TO DO — Produce a word-for-word copy of the listing below without its pictures.

Dataset records on visual material —
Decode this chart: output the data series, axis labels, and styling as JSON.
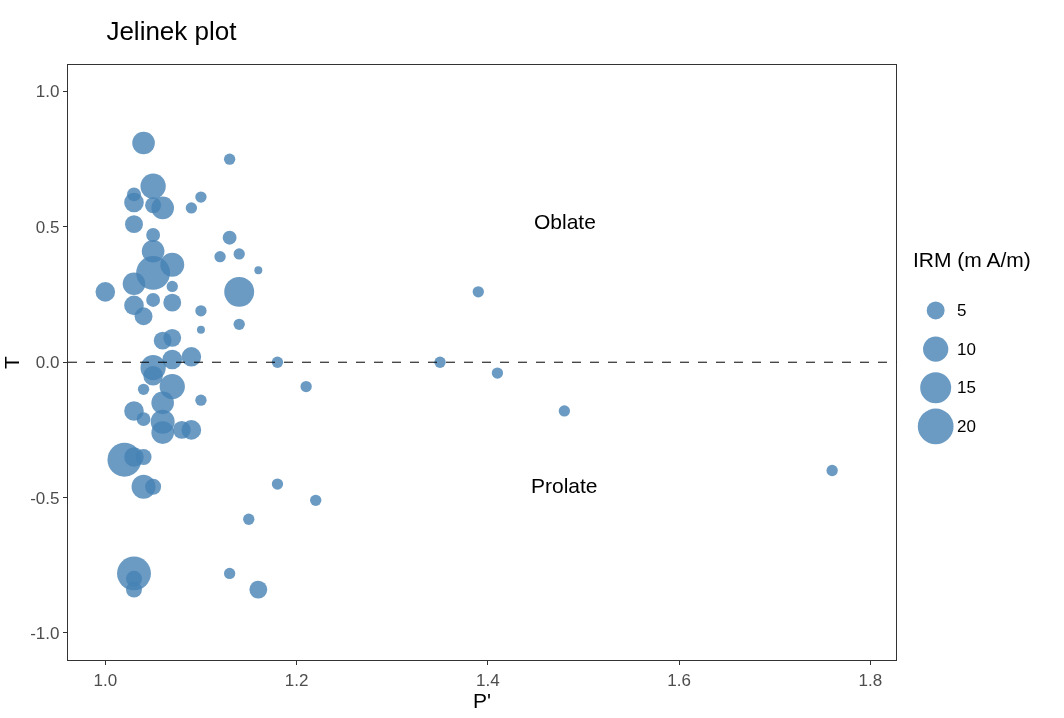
{
  "chart_data": {
    "type": "bubble",
    "title": "Jelinek plot",
    "xlabel": "P'",
    "ylabel": "T",
    "legend_title": "IRM (m A/m)",
    "x": [
      1.04,
      1.13,
      1.05,
      1.03,
      1.03,
      1.06,
      1.05,
      1.09,
      1.1,
      1.03,
      1.05,
      1.13,
      1.12,
      1.14,
      1.16,
      1.05,
      1.07,
      1.05,
      1.03,
      1.0,
      1.14,
      1.07,
      1.05,
      1.07,
      1.03,
      1.04,
      1.1,
      1.14,
      1.1,
      1.06,
      1.07,
      1.09,
      1.18,
      1.35,
      1.05,
      1.07,
      1.05,
      1.07,
      1.04,
      1.1,
      1.21,
      1.41,
      1.48,
      1.03,
      1.06,
      1.04,
      1.06,
      1.06,
      1.08,
      1.09,
      1.02,
      1.03,
      1.04,
      1.04,
      1.05,
      1.18,
      1.22,
      1.15,
      1.13,
      1.03,
      1.03,
      1.03,
      1.16,
      1.76,
      1.39
    ],
    "values": [
      0.81,
      0.75,
      0.65,
      0.62,
      0.59,
      0.57,
      0.58,
      0.57,
      0.61,
      0.51,
      0.47,
      0.46,
      0.39,
      0.4,
      0.34,
      0.41,
      0.36,
      0.33,
      0.29,
      0.26,
      0.26,
      0.28,
      0.23,
      0.22,
      0.21,
      0.17,
      0.19,
      0.14,
      0.12,
      0.08,
      0.09,
      0.02,
      0.0,
      0.0,
      -0.02,
      0.01,
      -0.05,
      -0.09,
      -0.1,
      -0.14,
      -0.09,
      -0.04,
      -0.18,
      -0.18,
      -0.15,
      -0.21,
      -0.22,
      -0.26,
      -0.25,
      -0.25,
      -0.36,
      -0.35,
      -0.35,
      -0.46,
      -0.46,
      -0.45,
      -0.51,
      -0.58,
      -0.78,
      -0.78,
      -0.8,
      -0.84,
      -0.84,
      -0.4,
      0.26
    ],
    "sizes": [
      8,
      2,
      10,
      3,
      6,
      8,
      4,
      2,
      2,
      5,
      3,
      3,
      2,
      2,
      1,
      8,
      9,
      18,
      8,
      6,
      14,
      2,
      3,
      5,
      6,
      5,
      2,
      2,
      1,
      5,
      5,
      6,
      2,
      2,
      10,
      6,
      6,
      10,
      2,
      2,
      2,
      2,
      2,
      6,
      8,
      3,
      9,
      8,
      5,
      6,
      18,
      6,
      4,
      9,
      4,
      2,
      2,
      2,
      2,
      18,
      4,
      4,
      5,
      2,
      2
    ],
    "size_legend": [
      5,
      10,
      15,
      20
    ],
    "color": "#4682b4",
    "xlim": [
      0.961,
      1.827
    ],
    "xticks": [
      {
        "value": 1.0,
        "label": "1.0"
      },
      {
        "value": 1.2,
        "label": "1.2"
      },
      {
        "value": 1.4,
        "label": "1.4"
      },
      {
        "value": 1.6,
        "label": "1.6"
      },
      {
        "value": 1.8,
        "label": "1.8"
      }
    ],
    "ylim": [
      -1.1,
      1.098
    ],
    "yticks": [
      {
        "value": -1.0,
        "label": "-1.0"
      },
      {
        "value": -0.5,
        "label": "-0.5"
      },
      {
        "value": 0.0,
        "label": "0.0"
      },
      {
        "value": 0.5,
        "label": "0.5"
      },
      {
        "value": 1.0,
        "label": "1.0"
      }
    ],
    "ref_lines": [
      {
        "axis": "y",
        "value": 0,
        "color": "#000000",
        "line_style": "dashed"
      }
    ],
    "annotations": [
      "Oblate",
      "Prolate"
    ],
    "line_style": "none"
  }
}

PROBLEM SOLUTION —
Decode this chart: output the data series, axis labels, and styling as JSON.
{
  "chart_data": {
    "type": "bubble",
    "title": "Jelinek plot",
    "xlabel": "P'",
    "ylabel": "T",
    "legend_title": "IRM (m A/m)",
    "x": [
      1.04,
      1.13,
      1.05,
      1.03,
      1.03,
      1.06,
      1.05,
      1.09,
      1.1,
      1.03,
      1.05,
      1.13,
      1.12,
      1.14,
      1.16,
      1.05,
      1.07,
      1.05,
      1.03,
      1.0,
      1.14,
      1.07,
      1.05,
      1.07,
      1.03,
      1.04,
      1.1,
      1.14,
      1.1,
      1.06,
      1.07,
      1.09,
      1.18,
      1.35,
      1.05,
      1.07,
      1.05,
      1.07,
      1.04,
      1.1,
      1.21,
      1.41,
      1.48,
      1.03,
      1.06,
      1.04,
      1.06,
      1.06,
      1.08,
      1.09,
      1.02,
      1.03,
      1.04,
      1.04,
      1.05,
      1.18,
      1.22,
      1.15,
      1.13,
      1.03,
      1.03,
      1.03,
      1.16,
      1.76,
      1.39
    ],
    "values": [
      0.81,
      0.75,
      0.65,
      0.62,
      0.59,
      0.57,
      0.58,
      0.57,
      0.61,
      0.51,
      0.47,
      0.46,
      0.39,
      0.4,
      0.34,
      0.41,
      0.36,
      0.33,
      0.29,
      0.26,
      0.26,
      0.28,
      0.23,
      0.22,
      0.21,
      0.17,
      0.19,
      0.14,
      0.12,
      0.08,
      0.09,
      0.02,
      0.0,
      0.0,
      -0.02,
      0.01,
      -0.05,
      -0.09,
      -0.1,
      -0.14,
      -0.09,
      -0.04,
      -0.18,
      -0.18,
      -0.15,
      -0.21,
      -0.22,
      -0.26,
      -0.25,
      -0.25,
      -0.36,
      -0.35,
      -0.35,
      -0.46,
      -0.46,
      -0.45,
      -0.51,
      -0.58,
      -0.78,
      -0.78,
      -0.8,
      -0.84,
      -0.84,
      -0.4,
      0.26
    ],
    "sizes": [
      8,
      2,
      10,
      3,
      6,
      8,
      4,
      2,
      2,
      5,
      3,
      3,
      2,
      2,
      1,
      8,
      9,
      18,
      8,
      6,
      14,
      2,
      3,
      5,
      6,
      5,
      2,
      2,
      1,
      5,
      5,
      6,
      2,
      2,
      10,
      6,
      6,
      10,
      2,
      2,
      2,
      2,
      2,
      6,
      8,
      3,
      9,
      8,
      5,
      6,
      18,
      6,
      4,
      9,
      4,
      2,
      2,
      2,
      2,
      18,
      4,
      4,
      5,
      2,
      2
    ],
    "size_legend": [
      5,
      10,
      15,
      20
    ],
    "color": "#4682b4",
    "xlim": [
      0.961,
      1.827
    ],
    "xticks": [
      {
        "value": 1.0,
        "label": "1.0"
      },
      {
        "value": 1.2,
        "label": "1.2"
      },
      {
        "value": 1.4,
        "label": "1.4"
      },
      {
        "value": 1.6,
        "label": "1.6"
      },
      {
        "value": 1.8,
        "label": "1.8"
      }
    ],
    "ylim": [
      -1.1,
      1.098
    ],
    "yticks": [
      {
        "value": -1.0,
        "label": "-1.0"
      },
      {
        "value": -0.5,
        "label": "-0.5"
      },
      {
        "value": 0.0,
        "label": "0.0"
      },
      {
        "value": 0.5,
        "label": "0.5"
      },
      {
        "value": 1.0,
        "label": "1.0"
      }
    ],
    "ref_lines": [
      {
        "axis": "y",
        "value": 0,
        "color": "#000000",
        "line_style": "dashed"
      }
    ],
    "annotations": [
      "Oblate",
      "Prolate"
    ],
    "line_style": "none"
  }
}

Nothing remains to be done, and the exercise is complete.